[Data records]
________________________________________
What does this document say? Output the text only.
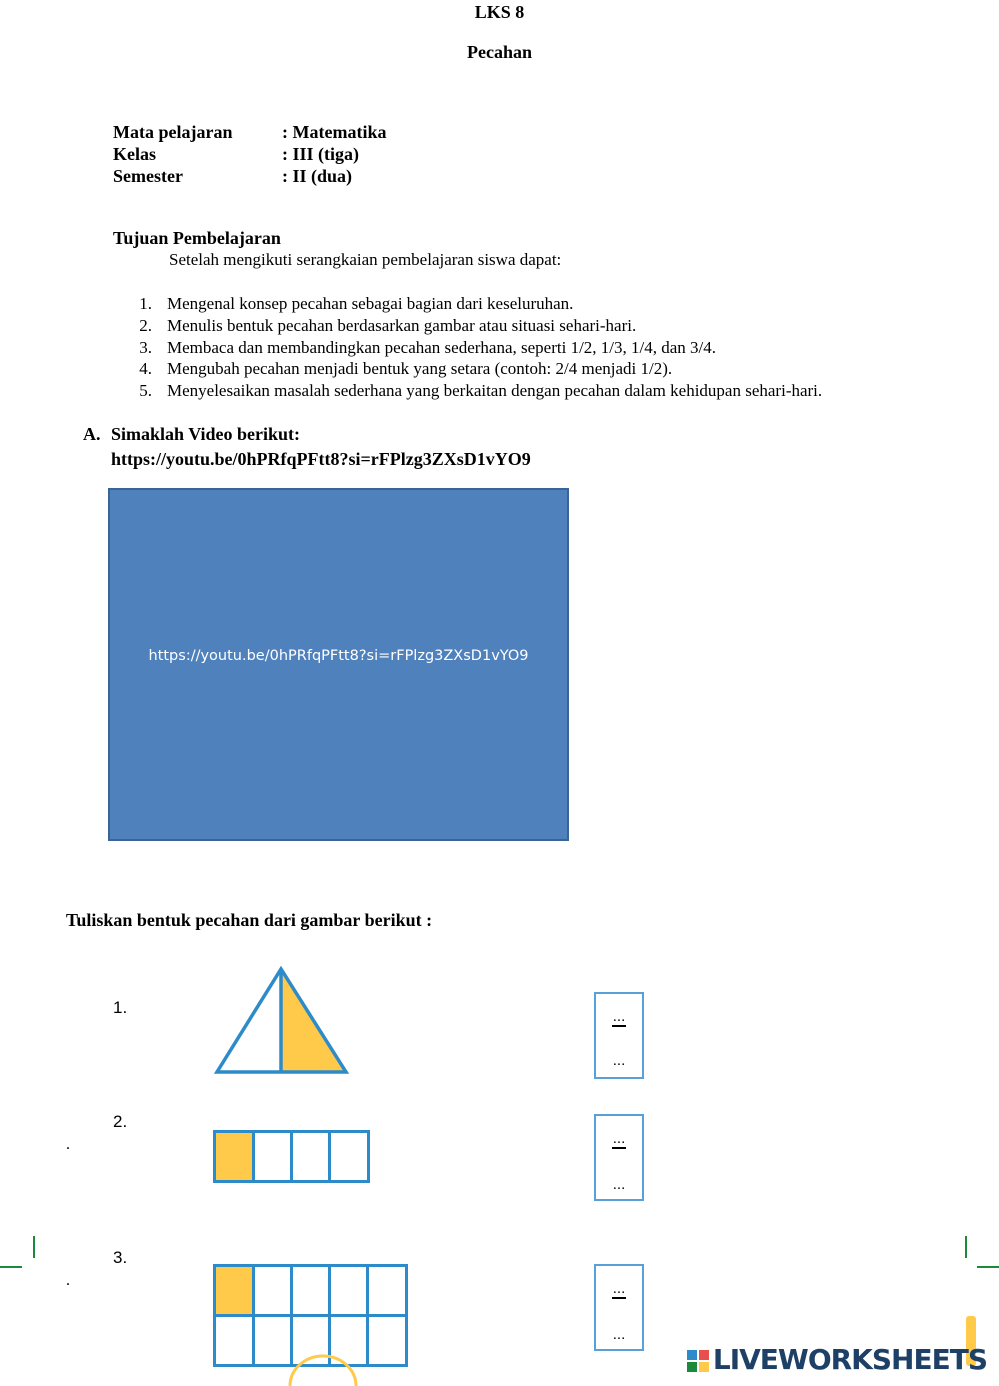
LKS 8
Pecahan
Mata pelajaran	: Matematika
Kelas	: III (tiga)
Semester	: II (dua)
Tujuan Pembelajaran
Setelah mengikuti serangkaian pembelajaran siswa dapat:
1. Mengenal konsep pecahan sebagai bagian dari keseluruhan.
2. Menulis bentuk pecahan berdasarkan gambar atau situasi sehari-hari.
3. Membaca dan membandingkan pecahan sederhana, seperti 1/2, 1/3, 1/4, dan 3/4.
4. Mengubah pecahan menjadi bentuk yang setara (contoh: 2/4 menjadi 1/2).
5. Menyelesaikan masalah sederhana yang berkaitan dengan pecahan dalam kehidupan sehari-hari.
A. Simaklah Video berikut:
https://youtu.be/0hPRfqPFtt8?si=rFPlzg3ZXsD1vYO9
https://youtu.be/0hPRfqPFtt8?si=rFPlzg3ZXsD1vYO9
Tuliskan bentuk pecahan dari gambar berikut :
1.	...
...
2.
.	...
...
3.
.	...
...
LIVEWORKSHEETS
________________________________________
Write out all the entries exactly, except for the pictures.

*Result below*
What does this document say? Output the text only.
LKS 8
Pecahan
Mata pelajaran	: Matematika
Kelas	: III (tiga)
Semester	: II (dua)
Tujuan Pembelajaran
Setelah mengikuti serangkaian pembelajaran siswa dapat:
1. Mengenal konsep pecahan sebagai bagian dari keseluruhan.
2. Menulis bentuk pecahan berdasarkan gambar atau situasi sehari-hari.
3. Membaca dan membandingkan pecahan sederhana, seperti 1/2, 1/3, 1/4, dan 3/4.
4. Mengubah pecahan menjadi bentuk yang setara (contoh: 2/4 menjadi 1/2).
5. Menyelesaikan masalah sederhana yang berkaitan dengan pecahan dalam kehidupan sehari-hari.
A. Simaklah Video berikut:
https://youtu.be/0hPRfqPFtt8?si=rFPlzg3ZXsD1vYO9
https://youtu.be/0hPRfqPFtt8?si=rFPlzg3ZXsD1vYO9
Tuliskan bentuk pecahan dari gambar berikut :
1.	...
...
2.
.	...
...
3.
.	...
...
LIVEWORKSHEETS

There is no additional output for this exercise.